#### What you need to do:
Go through the listing below and list every line with "Office".

#### Dataset rows:
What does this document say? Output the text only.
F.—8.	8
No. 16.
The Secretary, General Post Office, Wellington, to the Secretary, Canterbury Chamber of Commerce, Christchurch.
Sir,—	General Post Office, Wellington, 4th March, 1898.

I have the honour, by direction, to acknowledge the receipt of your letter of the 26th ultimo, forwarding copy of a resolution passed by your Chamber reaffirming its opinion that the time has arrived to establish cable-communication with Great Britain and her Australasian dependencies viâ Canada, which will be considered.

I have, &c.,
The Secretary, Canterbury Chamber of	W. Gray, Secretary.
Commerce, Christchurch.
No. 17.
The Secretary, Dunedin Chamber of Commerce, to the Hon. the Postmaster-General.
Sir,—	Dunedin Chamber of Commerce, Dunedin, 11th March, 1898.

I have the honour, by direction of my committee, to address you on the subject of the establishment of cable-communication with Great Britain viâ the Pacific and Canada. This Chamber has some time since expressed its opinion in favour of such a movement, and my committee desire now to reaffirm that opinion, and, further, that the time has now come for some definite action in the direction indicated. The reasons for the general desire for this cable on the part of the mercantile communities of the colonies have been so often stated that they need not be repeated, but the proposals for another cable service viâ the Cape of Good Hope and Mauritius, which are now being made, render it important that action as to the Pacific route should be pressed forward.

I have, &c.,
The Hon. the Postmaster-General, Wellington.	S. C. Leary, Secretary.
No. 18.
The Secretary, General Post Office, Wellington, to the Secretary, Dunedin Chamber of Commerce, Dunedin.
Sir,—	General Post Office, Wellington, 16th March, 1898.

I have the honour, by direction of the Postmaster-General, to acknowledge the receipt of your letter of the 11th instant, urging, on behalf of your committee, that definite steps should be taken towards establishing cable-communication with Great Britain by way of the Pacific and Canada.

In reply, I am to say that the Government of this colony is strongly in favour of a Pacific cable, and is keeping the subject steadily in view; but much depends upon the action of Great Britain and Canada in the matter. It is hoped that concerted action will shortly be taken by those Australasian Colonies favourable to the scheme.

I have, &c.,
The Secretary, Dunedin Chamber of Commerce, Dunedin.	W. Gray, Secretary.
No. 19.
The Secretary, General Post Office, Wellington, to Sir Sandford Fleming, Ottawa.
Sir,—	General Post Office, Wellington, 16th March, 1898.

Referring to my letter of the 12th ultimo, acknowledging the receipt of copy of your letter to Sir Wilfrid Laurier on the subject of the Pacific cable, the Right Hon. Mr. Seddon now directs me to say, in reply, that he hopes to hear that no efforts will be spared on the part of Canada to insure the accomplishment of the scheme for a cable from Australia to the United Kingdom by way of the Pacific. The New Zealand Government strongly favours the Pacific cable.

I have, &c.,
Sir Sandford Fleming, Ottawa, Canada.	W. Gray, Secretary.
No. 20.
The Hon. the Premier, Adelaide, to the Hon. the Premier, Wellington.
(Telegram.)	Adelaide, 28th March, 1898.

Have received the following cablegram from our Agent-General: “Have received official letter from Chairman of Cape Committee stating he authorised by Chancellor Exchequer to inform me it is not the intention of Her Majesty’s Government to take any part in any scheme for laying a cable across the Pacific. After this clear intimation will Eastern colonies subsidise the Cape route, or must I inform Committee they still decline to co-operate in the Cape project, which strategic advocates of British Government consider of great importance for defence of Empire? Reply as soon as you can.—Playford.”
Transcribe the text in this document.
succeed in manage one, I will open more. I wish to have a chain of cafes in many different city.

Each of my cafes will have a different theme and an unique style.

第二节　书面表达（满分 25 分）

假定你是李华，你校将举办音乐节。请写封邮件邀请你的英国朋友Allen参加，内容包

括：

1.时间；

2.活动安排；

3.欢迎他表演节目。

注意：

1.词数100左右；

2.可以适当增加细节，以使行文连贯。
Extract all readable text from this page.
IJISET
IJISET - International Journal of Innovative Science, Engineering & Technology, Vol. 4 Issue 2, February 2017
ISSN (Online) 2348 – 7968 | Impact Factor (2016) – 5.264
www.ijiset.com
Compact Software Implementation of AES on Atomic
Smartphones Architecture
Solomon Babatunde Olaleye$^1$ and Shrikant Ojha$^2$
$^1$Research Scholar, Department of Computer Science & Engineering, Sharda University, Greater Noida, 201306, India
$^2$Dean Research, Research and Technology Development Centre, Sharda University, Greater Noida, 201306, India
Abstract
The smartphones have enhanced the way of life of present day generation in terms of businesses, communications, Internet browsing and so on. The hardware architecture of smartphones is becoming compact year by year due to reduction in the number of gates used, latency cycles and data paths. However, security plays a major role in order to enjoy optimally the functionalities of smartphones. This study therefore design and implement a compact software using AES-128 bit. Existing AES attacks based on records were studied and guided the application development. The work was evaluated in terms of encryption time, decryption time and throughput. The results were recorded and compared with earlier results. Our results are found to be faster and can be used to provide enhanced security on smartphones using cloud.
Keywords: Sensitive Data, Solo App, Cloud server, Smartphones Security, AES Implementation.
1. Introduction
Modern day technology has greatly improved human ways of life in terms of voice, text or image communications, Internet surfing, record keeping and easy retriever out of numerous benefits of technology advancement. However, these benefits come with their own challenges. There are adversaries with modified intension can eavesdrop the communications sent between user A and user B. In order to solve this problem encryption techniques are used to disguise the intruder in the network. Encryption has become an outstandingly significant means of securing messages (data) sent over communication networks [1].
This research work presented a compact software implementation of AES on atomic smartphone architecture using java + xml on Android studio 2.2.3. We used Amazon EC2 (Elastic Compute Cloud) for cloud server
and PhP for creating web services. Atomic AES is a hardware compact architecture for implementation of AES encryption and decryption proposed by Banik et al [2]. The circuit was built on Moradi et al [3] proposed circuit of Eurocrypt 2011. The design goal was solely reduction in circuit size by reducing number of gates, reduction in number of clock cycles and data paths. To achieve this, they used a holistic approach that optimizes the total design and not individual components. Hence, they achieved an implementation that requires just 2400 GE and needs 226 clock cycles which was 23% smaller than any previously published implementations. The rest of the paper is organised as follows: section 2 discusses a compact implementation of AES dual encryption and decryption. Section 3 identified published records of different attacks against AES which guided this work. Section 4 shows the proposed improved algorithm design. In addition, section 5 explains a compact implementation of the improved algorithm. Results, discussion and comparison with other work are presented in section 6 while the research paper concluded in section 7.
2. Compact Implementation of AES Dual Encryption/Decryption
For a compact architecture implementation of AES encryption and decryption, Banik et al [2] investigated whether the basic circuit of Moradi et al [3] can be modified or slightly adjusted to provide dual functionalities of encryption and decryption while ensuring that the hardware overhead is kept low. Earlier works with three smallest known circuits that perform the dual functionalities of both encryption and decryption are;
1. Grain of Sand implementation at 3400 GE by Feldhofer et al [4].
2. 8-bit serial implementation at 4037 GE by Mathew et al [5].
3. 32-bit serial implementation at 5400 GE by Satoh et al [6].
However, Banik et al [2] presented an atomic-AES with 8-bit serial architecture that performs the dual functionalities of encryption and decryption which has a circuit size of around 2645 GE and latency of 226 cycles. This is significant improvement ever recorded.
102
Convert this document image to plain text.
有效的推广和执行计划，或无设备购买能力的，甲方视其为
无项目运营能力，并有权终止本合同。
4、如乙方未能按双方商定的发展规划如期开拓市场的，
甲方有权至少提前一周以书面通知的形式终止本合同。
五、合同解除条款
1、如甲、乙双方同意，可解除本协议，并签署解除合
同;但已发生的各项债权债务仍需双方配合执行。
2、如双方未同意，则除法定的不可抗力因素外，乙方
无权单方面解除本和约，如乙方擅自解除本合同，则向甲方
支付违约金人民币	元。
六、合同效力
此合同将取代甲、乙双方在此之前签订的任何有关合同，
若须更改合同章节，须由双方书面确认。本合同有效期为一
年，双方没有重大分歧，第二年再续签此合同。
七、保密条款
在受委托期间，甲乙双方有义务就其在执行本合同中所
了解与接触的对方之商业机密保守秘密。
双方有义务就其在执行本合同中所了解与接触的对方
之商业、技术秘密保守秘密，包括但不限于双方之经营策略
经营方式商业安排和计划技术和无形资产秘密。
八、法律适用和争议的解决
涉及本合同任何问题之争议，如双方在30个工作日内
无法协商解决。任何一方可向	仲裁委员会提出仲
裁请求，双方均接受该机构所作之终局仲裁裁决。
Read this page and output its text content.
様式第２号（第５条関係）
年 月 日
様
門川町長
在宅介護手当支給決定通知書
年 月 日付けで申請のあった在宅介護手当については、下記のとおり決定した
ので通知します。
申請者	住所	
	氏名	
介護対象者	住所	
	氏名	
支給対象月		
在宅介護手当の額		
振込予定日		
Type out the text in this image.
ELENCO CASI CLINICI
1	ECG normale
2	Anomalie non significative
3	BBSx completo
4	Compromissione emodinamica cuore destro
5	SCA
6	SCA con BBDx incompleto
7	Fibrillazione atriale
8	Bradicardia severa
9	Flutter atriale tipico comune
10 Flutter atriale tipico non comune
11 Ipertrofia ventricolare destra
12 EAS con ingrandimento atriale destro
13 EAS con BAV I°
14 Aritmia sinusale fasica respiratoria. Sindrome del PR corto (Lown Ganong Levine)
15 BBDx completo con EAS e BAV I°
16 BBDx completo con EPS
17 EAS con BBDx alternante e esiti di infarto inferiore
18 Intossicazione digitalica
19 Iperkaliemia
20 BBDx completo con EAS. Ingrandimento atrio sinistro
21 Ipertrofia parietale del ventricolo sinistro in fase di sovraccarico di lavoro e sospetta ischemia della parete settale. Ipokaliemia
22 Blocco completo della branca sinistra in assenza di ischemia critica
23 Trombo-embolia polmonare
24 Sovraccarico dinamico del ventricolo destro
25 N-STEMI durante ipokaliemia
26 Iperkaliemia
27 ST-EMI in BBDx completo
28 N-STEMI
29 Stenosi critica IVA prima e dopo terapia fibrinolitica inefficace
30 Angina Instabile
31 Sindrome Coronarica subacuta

#### Response:
The Secretary, General Post Office, Wellington, to the Secretary, Canterbury Chamber of Commerce, Christchurch.
Sir,—	General Post Office, Wellington, 4th March, 1898.
The Secretary, General Post Office, Wellington, to the Secretary, Dunedin Chamber of Commerce, Dunedin.
Sir,—	General Post Office, Wellington, 16th March, 1898.
The Secretary, General Post Office, Wellington, to Sir Sandford Fleming, Ottawa.
Sir,—	General Post Office, Wellington, 16th March, 1898.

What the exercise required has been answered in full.